Written instruction: Write the data out again exactly, with no pictures.

Supplied material:
____

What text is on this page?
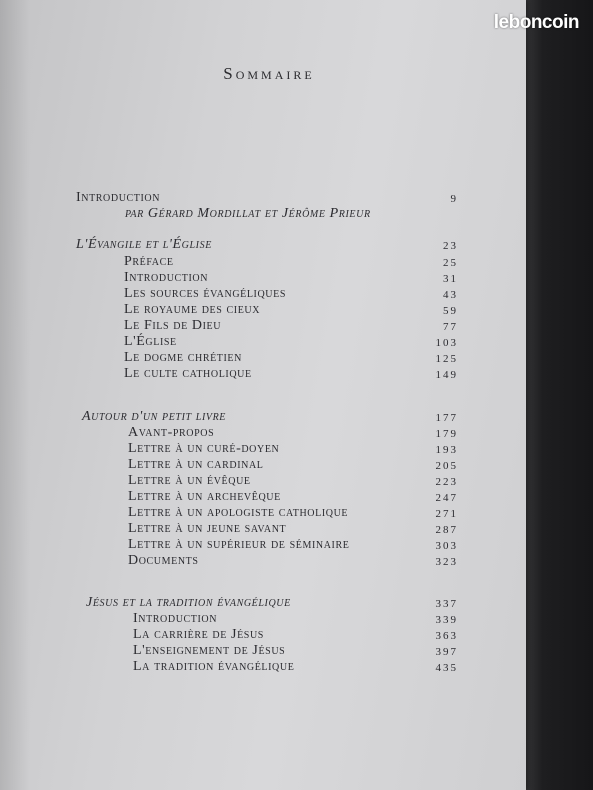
leboncoin
Sommaire
Introduction	9
par Gérard Mordillat et Jérôme Prieur
L'Évangile et l'Église	23
Préface	25
Introduction	31
Les sources évangéliques	43
Le royaume des cieux	59
Le Fils de Dieu	77
L'Église	103
Le dogme chrétien	125
Le culte catholique	149
Autour d'un petit livre	177
Avant-propos	179
Lettre à un curé-doyen	193
Lettre à un cardinal	205
Lettre à un évêque	223
Lettre à un archevêque	247
Lettre à un apologiste catholique	271
Lettre à un jeune savant	287
Lettre à un supérieur de séminaire	303
Documents	323
Jésus et la tradition évangélique	337
Introduction	339
La carrière de Jésus	363
L'enseignement de Jésus	397
La tradition évangélique	435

____

Exercise response:
What text is on this page?
leboncoin
Sommaire
Introduction	9
par Gérard Mordillat et Jérôme Prieur
L'Évangile et l'Église	23
Préface	25
Introduction	31
Les sources évangéliques	43
Le royaume des cieux	59
Le Fils de Dieu	77
L'Église	103
Le dogme chrétien	125
Le culte catholique	149
Autour d'un petit livre	177
Avant-propos	179
Lettre à un curé-doyen	193
Lettre à un cardinal	205
Lettre à un évêque	223
Lettre à un archevêque	247
Lettre à un apologiste catholique	271
Lettre à un jeune savant	287
Lettre à un supérieur de séminaire	303
Documents	323
Jésus et la tradition évangélique	337
Introduction	339
La carrière de Jésus	363
L'enseignement de Jésus	397
La tradition évangélique	435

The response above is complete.